» **Material for the task**:
========================================

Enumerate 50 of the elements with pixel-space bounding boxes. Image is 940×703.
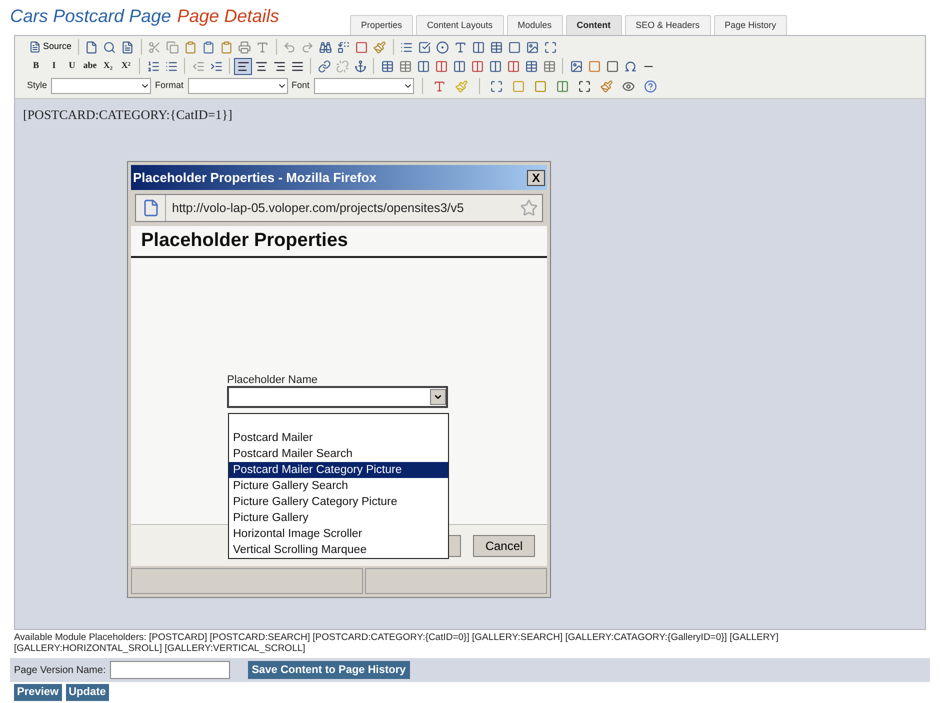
tab[interactable]: Modules [506,15,563,35]
action-button[interactable]: Update [66,684,109,701]
cancel-button[interactable]: Cancel [473,534,535,556]
align-button[interactable] [234,58,252,74]
format-button[interactable]: U [63,58,81,74]
tab[interactable]: SEO & Headers [624,15,711,35]
page-title: Cars Postcard Page [10,5,172,28]
tab[interactable]: Properties [350,15,414,35]
page-subtitle: Page Details [177,5,280,28]
url-text: http://volo-lap-05.voloper.com/projects/opensites3/v5 [171,200,465,217]
dropdown-option[interactable]: Picture Gallery [229,510,448,526]
dropdown-option[interactable]: Picture Gallery Category Picture [229,494,448,510]
dropdown-option[interactable]: Postcard Mailer Search [229,446,448,462]
dialog-title: Placeholder Properties - Mozilla Firefox [133,168,376,187]
format-button[interactable]: X² [117,58,135,74]
placeholders-note: Available Module Placeholders: [POSTCARD] [POSTCARD:SEARCH] [POSTCARD:CATEGORY:{CatID=0}] [GALLERY:SEARCH] [GALLERY:CATAGORY:{GalleryID=0}] [GALLERY] [GALLERY:HORIZONTAL_SROLL] [GALLERY:VERTICAL_SCROLL] [13,631,780,654]
document-icon [29,41,41,53]
caret-icon [430,389,446,405]
dropdown-option[interactable]: Vertical Scrolling Marquee [229,542,448,558]
align-icon [236,60,250,72]
format-button[interactable]: X₂ [99,58,117,74]
combo-label: Font [292,79,310,92]
field-label: Placeholder Name [227,373,318,388]
dropdown-option[interactable]: Postcard Mailer Category Picture [229,462,448,478]
source-button[interactable]: Source [27,38,74,56]
editor-content[interactable]: [POSTCARD:CATEGORY:{CatID=1}] [15,99,925,130]
format-button[interactable]: abe [81,58,99,74]
combo-select[interactable] [51,78,152,94]
close-button[interactable]: X [527,170,545,186]
tab[interactable]: Page History [714,15,788,35]
align-icon [272,60,286,72]
dropdown-option[interactable]: Picture Gallery Search [229,478,448,494]
save-history-button[interactable]: Save Content to Page History [248,661,410,679]
align-icon [254,60,268,72]
tab[interactable]: Content [566,15,622,35]
align-icon [290,60,304,72]
action-button[interactable]: Preview [14,684,62,701]
tab[interactable]: Content Layouts [416,15,504,35]
format-button[interactable]: I [45,58,63,74]
combo-select[interactable] [314,78,414,94]
dropdown-option[interactable]: Horizontal Image Scroller [229,526,448,542]
combo-label: Style [27,79,48,92]
dialog-heading: Placeholder Properties [141,228,348,253]
combo-label: Format [155,79,184,92]
version-label: Page Version Name: [14,664,106,678]
format-button[interactable]: B [27,58,45,74]
url-bar[interactable]: http://volo-lap-05.voloper.com/projects/opensites3/v5 [135,194,543,222]
dropdown-option[interactable]: Postcard Mailer [229,430,448,446]
version-field[interactable] [110,661,230,679]
placeholder-select[interactable] [227,386,448,408]
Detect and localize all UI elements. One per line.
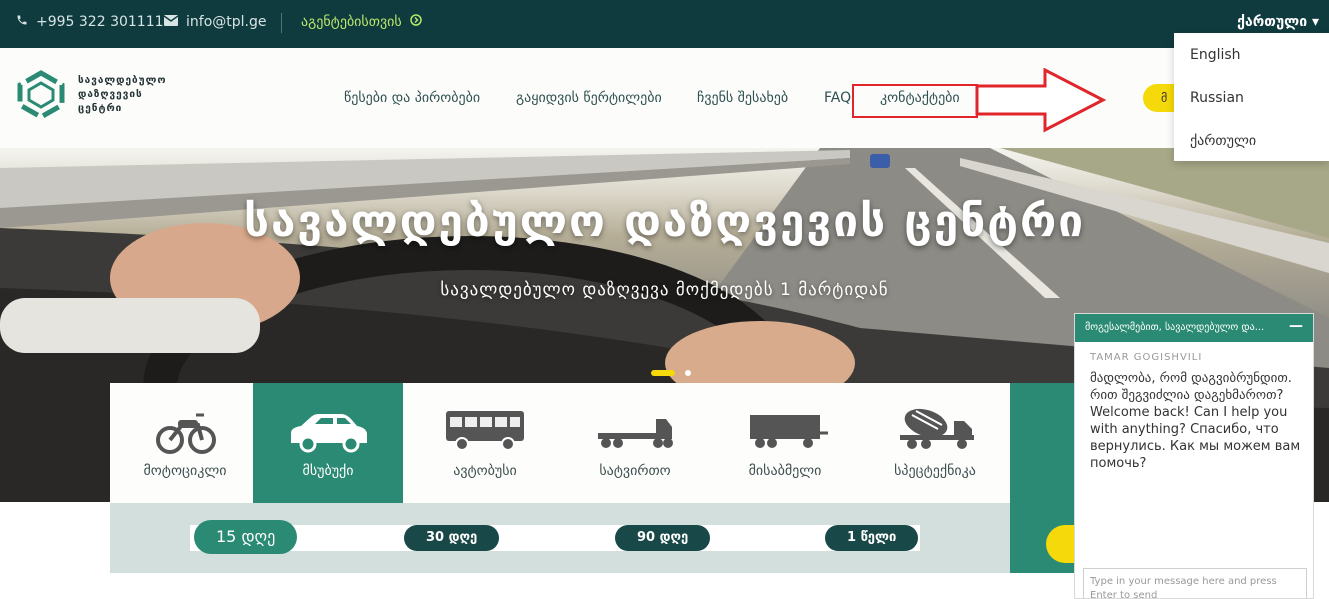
slider-dot-active[interactable] — [651, 370, 675, 376]
truck-icon — [560, 407, 710, 455]
logo-line: სავალდებულო — [78, 75, 167, 86]
chevron-down-icon: ▾ — [1311, 14, 1319, 30]
vehicle-tab-truck[interactable]: სატვირთო — [560, 383, 710, 503]
duration-option-90-days[interactable]: 90 დღე — [615, 525, 711, 551]
vehicle-label: მოტოციკლი — [143, 463, 227, 479]
current-language-label: ქართული — [1237, 14, 1308, 30]
language-option-russian[interactable]: Russian — [1190, 90, 1244, 106]
vehicle-tab-motorcycle[interactable]: მოტოციკლი — [110, 383, 260, 503]
site-header: სავალდებულო დაზღვევის ცენტრი წესები და პ… — [0, 48, 1329, 148]
logo-text[interactable]: სავალდებულო დაზღვევის ცენტრი — [78, 74, 166, 116]
logo-line: ცენტრი — [78, 103, 123, 114]
envelope-icon — [163, 14, 179, 30]
vehicle-tab-special[interactable]: სპეცტექნიკა — [860, 383, 1010, 503]
nav-about[interactable]: ჩვენს შესახებ — [697, 90, 788, 106]
vehicle-label: სპეცტექნიკა — [894, 463, 976, 479]
bus-icon — [410, 407, 560, 455]
calculator-side-panel — [1010, 383, 1086, 573]
email-address: info@tpl.ge — [186, 14, 267, 30]
chat-header[interactable]: მოგესალმებით, სავალდებულო და... — — [1075, 314, 1313, 342]
chat-message: მადლობა, რომ დაგვიბრუნდით. რით შეგვიძლია… — [1090, 371, 1301, 471]
hero-subtitle: სავალდებულო დაზღვევა მოქმედებს 1 მარტიდა… — [440, 280, 889, 300]
chat-agent-name: TAMAR GOGISHVILI — [1090, 352, 1203, 363]
duration-track[interactable] — [190, 525, 920, 551]
chat-header-title: მოგესალმებით, სავალდებულო და... — [1085, 322, 1265, 333]
annotation-arrow-icon — [975, 68, 1107, 133]
contacts-highlight-box — [852, 84, 978, 118]
phone-number: +995 322 301111 — [36, 14, 164, 30]
logo-icon[interactable] — [14, 70, 68, 120]
duration-option-1-year[interactable]: 1 წელი — [825, 525, 919, 551]
vehicle-label: სატვირთო — [599, 463, 671, 479]
nav-sales-points[interactable]: გაყიდვის წერტილები — [516, 90, 662, 106]
top-bar: +995 322 301111 info@tpl.ge აგენტებისთვი… — [0, 0, 1329, 48]
logo-line: დაზღვევის — [78, 89, 143, 100]
vehicle-type-panel: მოტოციკლი მსუბუქი ავტობუსი სატვირთო მისა… — [110, 383, 1010, 503]
agents-link-label: აგენტებისთვის — [301, 14, 402, 30]
language-switcher[interactable]: ქართული ▾ — [1237, 14, 1319, 30]
vehicle-tab-car[interactable]: მსუბუქი — [253, 383, 403, 503]
nav-faq[interactable]: FAQ — [824, 90, 851, 106]
arrow-circle-icon — [409, 14, 422, 30]
duration-option-15-days[interactable]: 15 დღე — [194, 520, 298, 554]
header-action-label: მ — [1161, 91, 1168, 105]
nav-terms[interactable]: წესები და პირობები — [344, 90, 480, 106]
minimize-button[interactable]: — — [1289, 318, 1303, 334]
email-contact[interactable]: info@tpl.ge — [163, 14, 267, 30]
hero-title: სავალდებულო დაზღვევის ცენტრი — [243, 196, 1086, 247]
chat-message-input[interactable]: Type in your message here and press Ente… — [1083, 568, 1307, 599]
car-icon — [253, 407, 403, 455]
language-option-english[interactable]: English — [1190, 47, 1241, 63]
topbar-divider — [281, 13, 282, 33]
duration-option-30-days[interactable]: 30 დღე — [404, 525, 500, 551]
vehicle-label: ავტობუსი — [453, 463, 517, 479]
phone-icon — [16, 14, 28, 30]
phone-contact[interactable]: +995 322 301111 — [16, 14, 164, 30]
vehicle-tab-trailer[interactable]: მისაბმელი — [710, 383, 860, 503]
agents-link[interactable]: აგენტებისთვის — [301, 14, 422, 30]
vehicle-label: მსუბუქი — [302, 463, 354, 479]
vehicle-tab-bus[interactable]: ავტობუსი — [410, 383, 560, 503]
slider-dot[interactable] — [685, 370, 691, 376]
vehicle-label: მისაბმელი — [748, 463, 822, 479]
motorcycle-icon — [110, 407, 260, 455]
trailer-icon — [710, 407, 860, 455]
cement-mixer-icon — [860, 407, 1010, 455]
chat-widget: მოგესალმებით, სავალდებულო და... — TAMAR … — [1074, 313, 1314, 599]
language-option-georgian[interactable]: ქართული — [1190, 133, 1256, 149]
language-dropdown: English Russian ქართული — [1174, 33, 1329, 161]
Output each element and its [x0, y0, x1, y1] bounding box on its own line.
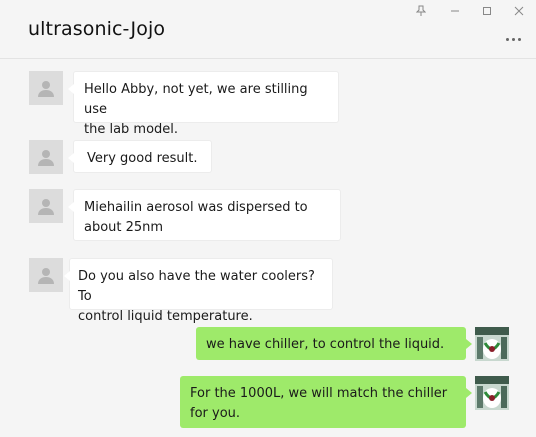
contact-avatar[interactable] — [29, 258, 63, 292]
my-avatar[interactable] — [475, 327, 509, 361]
maximize-icon[interactable] — [478, 4, 496, 18]
message-bubble[interactable]: Very good result. — [68, 140, 212, 173]
contact-avatar[interactable] — [29, 189, 63, 223]
message-bubble[interactable]: Miehailin aerosol was dispersed to about… — [68, 189, 341, 241]
my-avatar[interactable] — [475, 376, 509, 410]
message-bubble[interactable]: Do you also have the water coolers? To c… — [64, 258, 333, 324]
more-dots-icon[interactable] — [506, 34, 526, 44]
user-icon — [38, 81, 54, 97]
message-bubble[interactable]: Hello Abby, not yet, we are stilling use… — [68, 71, 339, 137]
message-bubble[interactable]: For the 1000L, we will match the chiller… — [180, 376, 472, 428]
contact-avatar[interactable] — [29, 71, 63, 105]
contact-avatar[interactable] — [29, 140, 63, 174]
chat-header: ultrasonic-Jojo — [0, 0, 536, 59]
message-bubble[interactable]: we have chiller, to control the liquid. — [196, 327, 472, 360]
user-icon — [38, 150, 54, 166]
chat-window: ultrasonic-Jojo Hello Abby, not yet, we … — [0, 0, 536, 437]
chat-title: ultrasonic-Jojo — [28, 18, 166, 40]
user-icon — [38, 199, 54, 215]
close-icon[interactable] — [510, 4, 528, 18]
user-icon — [38, 268, 54, 284]
minimize-icon[interactable] — [446, 4, 464, 18]
pin-icon[interactable] — [412, 4, 430, 18]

========================================

» **Exercise brief**: In the rows from the line with "contact-avatar[interactable] — [29, 258, 63, 292]" up to and including the line with "message-bubble[interactable]: Hello Abby, not", change every "message-bubble" to "chat-bubble" and give only those lines again, with nothing else altered.

» **Solution**:
contact-avatar[interactable] — [29, 258, 63, 292]
my-avatar[interactable] — [475, 327, 509, 361]
maximize-icon[interactable] — [478, 4, 496, 18]
chat-bubble[interactable]: Very good result. — [68, 140, 212, 173]
contact-avatar[interactable] — [29, 189, 63, 223]
chat-bubble[interactable]: Miehailin aerosol was dispersed to about… — [68, 189, 341, 241]
my-avatar[interactable] — [475, 376, 509, 410]
chat-bubble[interactable]: Do you also have the water coolers? To c… — [64, 258, 333, 324]
more-dots-icon[interactable] — [506, 34, 526, 44]
user-icon — [38, 81, 54, 97]
chat-bubble[interactable]: Hello Abby, not yet, we are stilling use… — [68, 71, 339, 137]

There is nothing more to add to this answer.